**TASK**.
A line counts if it contains the string "name"; say how many such lines there are, giving only the number.

**EXERCISE MATERIAL**.
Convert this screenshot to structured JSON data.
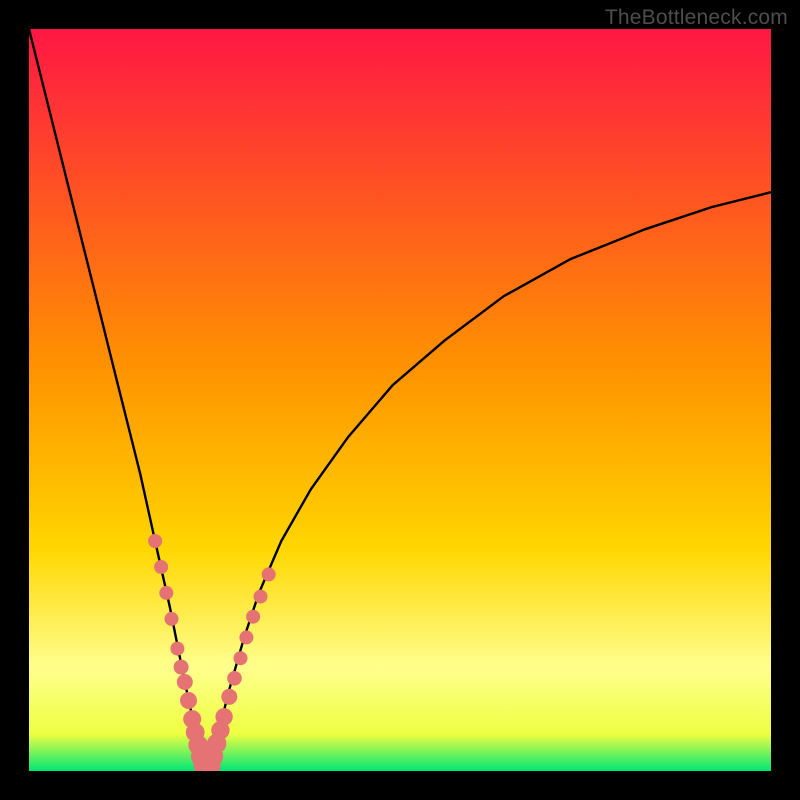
{
  "watermark": "TheBottleneck.com",
  "colors": {
    "frame": "#000000",
    "grad_top": "#ff1744",
    "grad_mid": "#ffd600",
    "grad_band": "#ffff8d",
    "grad_bottom": "#00e676",
    "curve": "#000000",
    "marker": "#e57373"
  },
  "chart_data": {
    "type": "line",
    "title": "",
    "xlabel": "",
    "ylabel": "",
    "xlim": [
      0,
      100
    ],
    "ylim": [
      0,
      100
    ],
    "grid": false,
    "note": "V-shaped bottleneck curve. y ≈ 100 at x=0, drops to 0 near x≈24 (apex), rises back toward ~78 at x=100. No numeric tick labels are shown; values are estimated from pixel positions relative to the plot box.",
    "apex_x": 24,
    "series": [
      {
        "name": "bottleneck-curve",
        "x": [
          0,
          3,
          6,
          9,
          12,
          15,
          17,
          19,
          21,
          22.5,
          24,
          25.5,
          27,
          29,
          31,
          34,
          38,
          43,
          49,
          56,
          64,
          73,
          83,
          92,
          100
        ],
        "y": [
          100,
          88,
          76,
          64,
          52,
          40,
          31,
          22,
          12,
          5,
          0,
          5,
          11,
          18,
          24,
          31,
          38,
          45,
          52,
          58,
          64,
          69,
          73,
          76,
          78
        ]
      }
    ],
    "markers": {
      "name": "highlight-points",
      "note": "Clustered pink markers around the apex on both arms of the V.",
      "x": [
        17,
        17.8,
        18.5,
        19.2,
        20,
        20.5,
        21,
        21.5,
        22,
        22.4,
        22.8,
        23.2,
        23.6,
        24,
        24.4,
        24.8,
        25.3,
        25.8,
        26.3,
        27,
        27.7,
        28.5,
        29.3,
        30.2,
        31.2,
        32.3
      ],
      "y": [
        31,
        27.5,
        24,
        20.5,
        16.5,
        14,
        12,
        9.5,
        7,
        5.2,
        3.5,
        2,
        0.8,
        0,
        0.8,
        2,
        3.7,
        5.5,
        7.3,
        10,
        12.5,
        15.2,
        18,
        20.8,
        23.5,
        26.5
      ]
    }
  }
}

**FINAL ANSWER**.
2